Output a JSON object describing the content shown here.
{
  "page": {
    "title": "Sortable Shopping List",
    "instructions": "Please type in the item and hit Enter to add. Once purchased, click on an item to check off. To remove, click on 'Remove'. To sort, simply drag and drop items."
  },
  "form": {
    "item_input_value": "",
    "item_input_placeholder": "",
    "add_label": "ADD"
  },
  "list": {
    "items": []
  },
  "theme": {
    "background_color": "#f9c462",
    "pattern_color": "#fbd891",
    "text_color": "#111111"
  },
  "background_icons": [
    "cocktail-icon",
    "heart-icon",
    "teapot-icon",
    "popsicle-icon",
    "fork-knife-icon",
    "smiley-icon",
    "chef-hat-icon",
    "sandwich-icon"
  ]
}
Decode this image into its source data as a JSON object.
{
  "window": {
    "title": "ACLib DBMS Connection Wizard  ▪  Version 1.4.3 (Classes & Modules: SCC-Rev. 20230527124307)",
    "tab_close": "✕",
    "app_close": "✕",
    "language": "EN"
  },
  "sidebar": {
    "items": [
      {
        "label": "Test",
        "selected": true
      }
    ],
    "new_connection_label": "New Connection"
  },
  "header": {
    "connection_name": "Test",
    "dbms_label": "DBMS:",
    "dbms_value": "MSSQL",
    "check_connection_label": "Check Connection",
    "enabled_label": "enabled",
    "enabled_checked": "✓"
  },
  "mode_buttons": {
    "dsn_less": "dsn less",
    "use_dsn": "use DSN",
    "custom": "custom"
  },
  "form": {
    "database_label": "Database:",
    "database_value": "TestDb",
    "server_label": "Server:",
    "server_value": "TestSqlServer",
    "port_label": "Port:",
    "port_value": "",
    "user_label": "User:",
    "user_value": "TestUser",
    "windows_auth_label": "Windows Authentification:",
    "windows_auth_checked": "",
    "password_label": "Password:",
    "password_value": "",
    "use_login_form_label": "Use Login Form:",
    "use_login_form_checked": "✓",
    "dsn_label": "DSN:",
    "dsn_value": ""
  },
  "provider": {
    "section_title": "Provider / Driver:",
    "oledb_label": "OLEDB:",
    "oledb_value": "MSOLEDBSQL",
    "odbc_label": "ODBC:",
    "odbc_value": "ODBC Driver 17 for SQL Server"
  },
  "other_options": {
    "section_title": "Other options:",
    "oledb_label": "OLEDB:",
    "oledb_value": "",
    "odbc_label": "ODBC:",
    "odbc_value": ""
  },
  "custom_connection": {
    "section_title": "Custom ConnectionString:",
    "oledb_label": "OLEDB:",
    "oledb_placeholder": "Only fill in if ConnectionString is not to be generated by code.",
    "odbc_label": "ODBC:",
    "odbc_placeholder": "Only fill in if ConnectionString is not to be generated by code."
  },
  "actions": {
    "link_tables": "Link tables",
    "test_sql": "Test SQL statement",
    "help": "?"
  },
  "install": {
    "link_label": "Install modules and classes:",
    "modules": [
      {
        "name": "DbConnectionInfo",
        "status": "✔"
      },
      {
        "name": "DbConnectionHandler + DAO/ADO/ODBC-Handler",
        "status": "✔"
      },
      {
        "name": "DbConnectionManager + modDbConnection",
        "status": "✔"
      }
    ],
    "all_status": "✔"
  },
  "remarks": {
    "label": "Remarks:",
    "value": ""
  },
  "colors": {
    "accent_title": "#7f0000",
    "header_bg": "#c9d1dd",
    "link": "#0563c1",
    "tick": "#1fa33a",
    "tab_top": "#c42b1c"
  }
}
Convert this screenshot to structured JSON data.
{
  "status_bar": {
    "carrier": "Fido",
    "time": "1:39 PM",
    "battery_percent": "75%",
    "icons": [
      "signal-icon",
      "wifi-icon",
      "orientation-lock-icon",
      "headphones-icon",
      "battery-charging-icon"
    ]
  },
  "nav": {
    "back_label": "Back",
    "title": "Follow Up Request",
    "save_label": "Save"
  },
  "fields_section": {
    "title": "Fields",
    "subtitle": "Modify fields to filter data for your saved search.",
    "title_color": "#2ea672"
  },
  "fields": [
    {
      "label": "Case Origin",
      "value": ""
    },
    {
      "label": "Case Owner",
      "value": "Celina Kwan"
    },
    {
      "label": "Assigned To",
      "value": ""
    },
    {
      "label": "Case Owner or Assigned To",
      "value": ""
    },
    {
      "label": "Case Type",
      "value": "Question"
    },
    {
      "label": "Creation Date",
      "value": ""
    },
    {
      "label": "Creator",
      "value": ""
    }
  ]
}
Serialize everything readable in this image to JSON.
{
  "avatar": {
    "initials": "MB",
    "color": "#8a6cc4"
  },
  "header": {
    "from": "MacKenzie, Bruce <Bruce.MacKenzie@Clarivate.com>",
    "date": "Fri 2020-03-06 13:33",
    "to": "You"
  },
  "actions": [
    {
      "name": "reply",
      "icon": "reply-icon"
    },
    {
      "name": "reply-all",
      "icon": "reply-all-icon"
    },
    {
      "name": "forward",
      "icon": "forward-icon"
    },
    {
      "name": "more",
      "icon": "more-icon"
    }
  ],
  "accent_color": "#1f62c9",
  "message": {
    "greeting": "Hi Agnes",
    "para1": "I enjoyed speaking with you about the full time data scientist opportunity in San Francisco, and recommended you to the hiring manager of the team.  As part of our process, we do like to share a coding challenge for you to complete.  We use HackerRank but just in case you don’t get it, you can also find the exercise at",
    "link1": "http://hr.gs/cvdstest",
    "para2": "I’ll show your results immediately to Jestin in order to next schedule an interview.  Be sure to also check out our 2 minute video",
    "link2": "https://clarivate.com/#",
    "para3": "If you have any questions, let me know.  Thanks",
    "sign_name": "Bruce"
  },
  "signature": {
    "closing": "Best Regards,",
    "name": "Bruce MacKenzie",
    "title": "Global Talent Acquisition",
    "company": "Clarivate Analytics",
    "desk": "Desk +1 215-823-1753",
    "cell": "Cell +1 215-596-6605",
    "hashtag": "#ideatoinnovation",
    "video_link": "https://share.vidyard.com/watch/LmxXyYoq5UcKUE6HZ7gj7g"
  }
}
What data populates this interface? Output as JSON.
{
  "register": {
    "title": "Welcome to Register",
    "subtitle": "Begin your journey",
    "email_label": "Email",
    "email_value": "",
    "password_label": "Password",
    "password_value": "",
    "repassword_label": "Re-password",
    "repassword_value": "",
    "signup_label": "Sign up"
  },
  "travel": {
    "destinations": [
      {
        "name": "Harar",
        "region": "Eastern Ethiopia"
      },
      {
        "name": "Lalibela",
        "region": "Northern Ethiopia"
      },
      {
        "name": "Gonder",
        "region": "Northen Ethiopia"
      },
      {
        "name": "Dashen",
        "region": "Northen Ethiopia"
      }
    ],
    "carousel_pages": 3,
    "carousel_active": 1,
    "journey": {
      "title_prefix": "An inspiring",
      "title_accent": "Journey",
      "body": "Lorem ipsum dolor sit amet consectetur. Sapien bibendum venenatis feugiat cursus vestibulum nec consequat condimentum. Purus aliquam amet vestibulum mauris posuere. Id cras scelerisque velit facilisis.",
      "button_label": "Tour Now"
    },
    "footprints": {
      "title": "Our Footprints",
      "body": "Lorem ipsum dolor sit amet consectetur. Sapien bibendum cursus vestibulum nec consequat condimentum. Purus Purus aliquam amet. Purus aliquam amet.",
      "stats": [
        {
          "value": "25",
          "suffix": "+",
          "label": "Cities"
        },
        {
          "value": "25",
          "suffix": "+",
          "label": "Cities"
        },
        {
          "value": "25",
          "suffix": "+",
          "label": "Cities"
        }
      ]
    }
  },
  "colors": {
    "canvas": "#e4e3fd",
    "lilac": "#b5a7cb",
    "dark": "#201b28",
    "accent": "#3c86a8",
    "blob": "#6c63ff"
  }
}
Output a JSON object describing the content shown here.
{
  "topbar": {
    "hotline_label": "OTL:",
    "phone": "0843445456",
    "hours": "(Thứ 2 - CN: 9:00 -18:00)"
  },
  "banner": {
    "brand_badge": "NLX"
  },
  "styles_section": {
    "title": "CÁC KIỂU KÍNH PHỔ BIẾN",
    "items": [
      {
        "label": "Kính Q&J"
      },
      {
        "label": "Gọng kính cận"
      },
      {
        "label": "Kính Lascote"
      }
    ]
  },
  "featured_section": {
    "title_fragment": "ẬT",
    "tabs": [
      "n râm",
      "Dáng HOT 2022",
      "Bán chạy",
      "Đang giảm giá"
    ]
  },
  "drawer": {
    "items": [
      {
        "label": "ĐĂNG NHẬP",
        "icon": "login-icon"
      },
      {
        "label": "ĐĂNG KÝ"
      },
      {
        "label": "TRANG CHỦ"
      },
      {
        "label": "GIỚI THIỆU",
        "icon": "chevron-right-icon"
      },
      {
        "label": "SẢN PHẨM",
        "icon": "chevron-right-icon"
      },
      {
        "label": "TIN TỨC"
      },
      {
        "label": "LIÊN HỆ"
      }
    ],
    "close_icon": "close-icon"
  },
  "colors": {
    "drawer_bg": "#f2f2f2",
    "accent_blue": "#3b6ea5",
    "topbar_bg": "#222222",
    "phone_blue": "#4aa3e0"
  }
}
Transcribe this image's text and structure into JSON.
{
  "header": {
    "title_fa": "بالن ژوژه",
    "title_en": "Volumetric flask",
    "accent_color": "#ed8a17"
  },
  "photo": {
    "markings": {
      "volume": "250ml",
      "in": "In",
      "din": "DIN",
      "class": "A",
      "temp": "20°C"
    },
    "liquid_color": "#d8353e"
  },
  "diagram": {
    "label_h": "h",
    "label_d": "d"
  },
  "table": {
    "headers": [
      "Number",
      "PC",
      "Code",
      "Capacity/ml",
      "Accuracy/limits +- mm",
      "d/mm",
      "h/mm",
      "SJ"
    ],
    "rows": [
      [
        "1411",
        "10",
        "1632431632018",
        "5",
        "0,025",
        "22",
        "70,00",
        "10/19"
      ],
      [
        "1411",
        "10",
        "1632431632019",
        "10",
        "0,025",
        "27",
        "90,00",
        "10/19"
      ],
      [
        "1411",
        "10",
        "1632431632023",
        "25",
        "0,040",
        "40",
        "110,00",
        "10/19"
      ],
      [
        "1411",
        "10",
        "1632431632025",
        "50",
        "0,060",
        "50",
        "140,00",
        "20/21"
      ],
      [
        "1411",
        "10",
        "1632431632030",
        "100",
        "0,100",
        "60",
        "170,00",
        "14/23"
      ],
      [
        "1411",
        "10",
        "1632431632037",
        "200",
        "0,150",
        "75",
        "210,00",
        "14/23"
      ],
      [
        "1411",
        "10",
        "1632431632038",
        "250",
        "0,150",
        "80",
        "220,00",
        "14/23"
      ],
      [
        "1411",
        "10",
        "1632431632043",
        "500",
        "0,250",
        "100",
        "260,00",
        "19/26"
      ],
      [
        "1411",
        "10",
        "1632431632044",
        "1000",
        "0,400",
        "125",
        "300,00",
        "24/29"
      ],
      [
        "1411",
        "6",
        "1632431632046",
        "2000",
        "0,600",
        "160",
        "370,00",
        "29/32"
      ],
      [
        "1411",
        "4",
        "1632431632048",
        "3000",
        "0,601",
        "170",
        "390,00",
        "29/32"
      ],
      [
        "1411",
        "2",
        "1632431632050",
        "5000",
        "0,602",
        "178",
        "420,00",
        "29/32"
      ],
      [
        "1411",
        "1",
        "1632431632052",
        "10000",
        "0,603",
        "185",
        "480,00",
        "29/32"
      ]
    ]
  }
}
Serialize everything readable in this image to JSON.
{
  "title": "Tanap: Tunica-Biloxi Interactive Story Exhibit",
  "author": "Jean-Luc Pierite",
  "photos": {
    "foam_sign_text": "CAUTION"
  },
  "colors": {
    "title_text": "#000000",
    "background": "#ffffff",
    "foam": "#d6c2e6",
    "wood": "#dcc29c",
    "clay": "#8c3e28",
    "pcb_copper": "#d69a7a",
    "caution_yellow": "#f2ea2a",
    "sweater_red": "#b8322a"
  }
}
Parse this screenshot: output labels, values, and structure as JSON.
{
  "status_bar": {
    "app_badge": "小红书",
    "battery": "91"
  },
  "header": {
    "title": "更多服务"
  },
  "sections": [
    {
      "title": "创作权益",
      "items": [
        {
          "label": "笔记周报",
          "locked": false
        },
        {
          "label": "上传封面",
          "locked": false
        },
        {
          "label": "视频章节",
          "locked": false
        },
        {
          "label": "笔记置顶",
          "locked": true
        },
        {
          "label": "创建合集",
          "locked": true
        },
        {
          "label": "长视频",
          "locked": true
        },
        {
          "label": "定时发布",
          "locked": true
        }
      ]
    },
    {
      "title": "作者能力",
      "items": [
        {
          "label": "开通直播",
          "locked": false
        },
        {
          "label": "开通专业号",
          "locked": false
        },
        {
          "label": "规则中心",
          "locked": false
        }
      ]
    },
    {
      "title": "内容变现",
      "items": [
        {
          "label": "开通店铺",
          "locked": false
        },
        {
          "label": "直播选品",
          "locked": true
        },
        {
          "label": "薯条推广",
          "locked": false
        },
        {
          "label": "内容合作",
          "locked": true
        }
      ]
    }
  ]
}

Stated task: Look through the entries above for the word "reply". Copy every line where it shows up.

Answer to the problem:
      "name": "reply",
      "icon": "reply-icon"
      "name": "reply-all",
      "icon": "reply-all-icon"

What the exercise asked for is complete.